_Exercise instructions_. Every line below that mentions the word "classical" should be copied out.

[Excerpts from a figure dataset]
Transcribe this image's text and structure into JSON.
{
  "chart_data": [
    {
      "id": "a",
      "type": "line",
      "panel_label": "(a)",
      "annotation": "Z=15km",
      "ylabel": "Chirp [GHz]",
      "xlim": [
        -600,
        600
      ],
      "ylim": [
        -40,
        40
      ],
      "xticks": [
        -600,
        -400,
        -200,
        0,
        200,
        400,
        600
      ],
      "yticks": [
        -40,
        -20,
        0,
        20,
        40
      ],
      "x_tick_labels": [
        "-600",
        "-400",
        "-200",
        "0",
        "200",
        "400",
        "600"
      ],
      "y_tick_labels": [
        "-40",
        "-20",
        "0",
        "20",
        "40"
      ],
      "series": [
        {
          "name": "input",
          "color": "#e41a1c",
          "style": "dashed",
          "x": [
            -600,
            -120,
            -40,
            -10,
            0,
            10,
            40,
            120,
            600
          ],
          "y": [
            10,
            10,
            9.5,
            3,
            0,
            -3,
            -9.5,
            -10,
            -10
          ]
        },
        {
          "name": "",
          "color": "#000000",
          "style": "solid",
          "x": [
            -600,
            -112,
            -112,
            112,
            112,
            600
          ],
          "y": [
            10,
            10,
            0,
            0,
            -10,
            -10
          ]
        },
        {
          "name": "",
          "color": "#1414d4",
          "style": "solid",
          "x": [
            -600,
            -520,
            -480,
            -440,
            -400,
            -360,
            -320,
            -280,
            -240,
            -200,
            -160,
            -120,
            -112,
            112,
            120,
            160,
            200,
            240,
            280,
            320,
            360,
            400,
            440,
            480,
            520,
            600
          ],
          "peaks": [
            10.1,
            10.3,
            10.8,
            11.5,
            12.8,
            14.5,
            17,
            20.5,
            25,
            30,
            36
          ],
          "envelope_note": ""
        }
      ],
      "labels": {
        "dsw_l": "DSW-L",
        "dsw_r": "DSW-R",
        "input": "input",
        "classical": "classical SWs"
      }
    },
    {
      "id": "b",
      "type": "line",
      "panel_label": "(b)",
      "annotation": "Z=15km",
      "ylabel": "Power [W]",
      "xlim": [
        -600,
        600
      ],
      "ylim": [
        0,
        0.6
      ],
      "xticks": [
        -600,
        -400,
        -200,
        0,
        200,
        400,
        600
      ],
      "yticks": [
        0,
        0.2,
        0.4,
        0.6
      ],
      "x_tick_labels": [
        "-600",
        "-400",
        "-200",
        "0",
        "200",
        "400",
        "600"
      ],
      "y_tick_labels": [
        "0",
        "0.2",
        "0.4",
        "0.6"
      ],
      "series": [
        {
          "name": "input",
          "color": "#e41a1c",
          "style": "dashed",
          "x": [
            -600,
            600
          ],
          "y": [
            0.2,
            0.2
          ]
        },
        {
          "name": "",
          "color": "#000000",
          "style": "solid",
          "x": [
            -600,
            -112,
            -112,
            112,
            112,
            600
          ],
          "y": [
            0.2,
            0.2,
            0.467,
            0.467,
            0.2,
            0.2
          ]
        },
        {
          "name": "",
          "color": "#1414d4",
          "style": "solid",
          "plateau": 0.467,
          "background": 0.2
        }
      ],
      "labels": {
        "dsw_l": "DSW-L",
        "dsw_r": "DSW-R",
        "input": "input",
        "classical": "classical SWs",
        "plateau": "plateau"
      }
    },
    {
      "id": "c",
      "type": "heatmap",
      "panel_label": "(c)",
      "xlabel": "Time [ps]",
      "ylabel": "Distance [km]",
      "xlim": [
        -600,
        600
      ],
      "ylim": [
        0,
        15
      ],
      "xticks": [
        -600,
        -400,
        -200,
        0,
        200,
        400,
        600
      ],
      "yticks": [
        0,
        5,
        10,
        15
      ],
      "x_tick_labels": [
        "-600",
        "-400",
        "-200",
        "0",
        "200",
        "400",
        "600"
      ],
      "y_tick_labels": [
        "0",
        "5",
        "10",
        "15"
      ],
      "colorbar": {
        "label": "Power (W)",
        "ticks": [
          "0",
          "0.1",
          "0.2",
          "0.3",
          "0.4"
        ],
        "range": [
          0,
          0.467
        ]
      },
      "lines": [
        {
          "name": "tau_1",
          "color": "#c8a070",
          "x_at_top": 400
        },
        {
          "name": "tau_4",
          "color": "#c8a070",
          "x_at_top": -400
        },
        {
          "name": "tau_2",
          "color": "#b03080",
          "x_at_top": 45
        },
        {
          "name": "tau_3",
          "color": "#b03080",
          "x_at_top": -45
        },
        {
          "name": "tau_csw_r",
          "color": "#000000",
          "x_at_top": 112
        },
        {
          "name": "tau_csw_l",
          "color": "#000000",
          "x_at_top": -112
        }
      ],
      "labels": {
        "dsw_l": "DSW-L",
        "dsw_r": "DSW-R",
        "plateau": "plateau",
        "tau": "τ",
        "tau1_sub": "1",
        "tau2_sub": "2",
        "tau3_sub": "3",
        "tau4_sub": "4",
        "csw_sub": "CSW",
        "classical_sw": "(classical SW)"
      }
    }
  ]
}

_Final answer_.
        "classical": "classical SWs"
        "classical": "classical SWs",
        "classical_sw": "(classical SW)"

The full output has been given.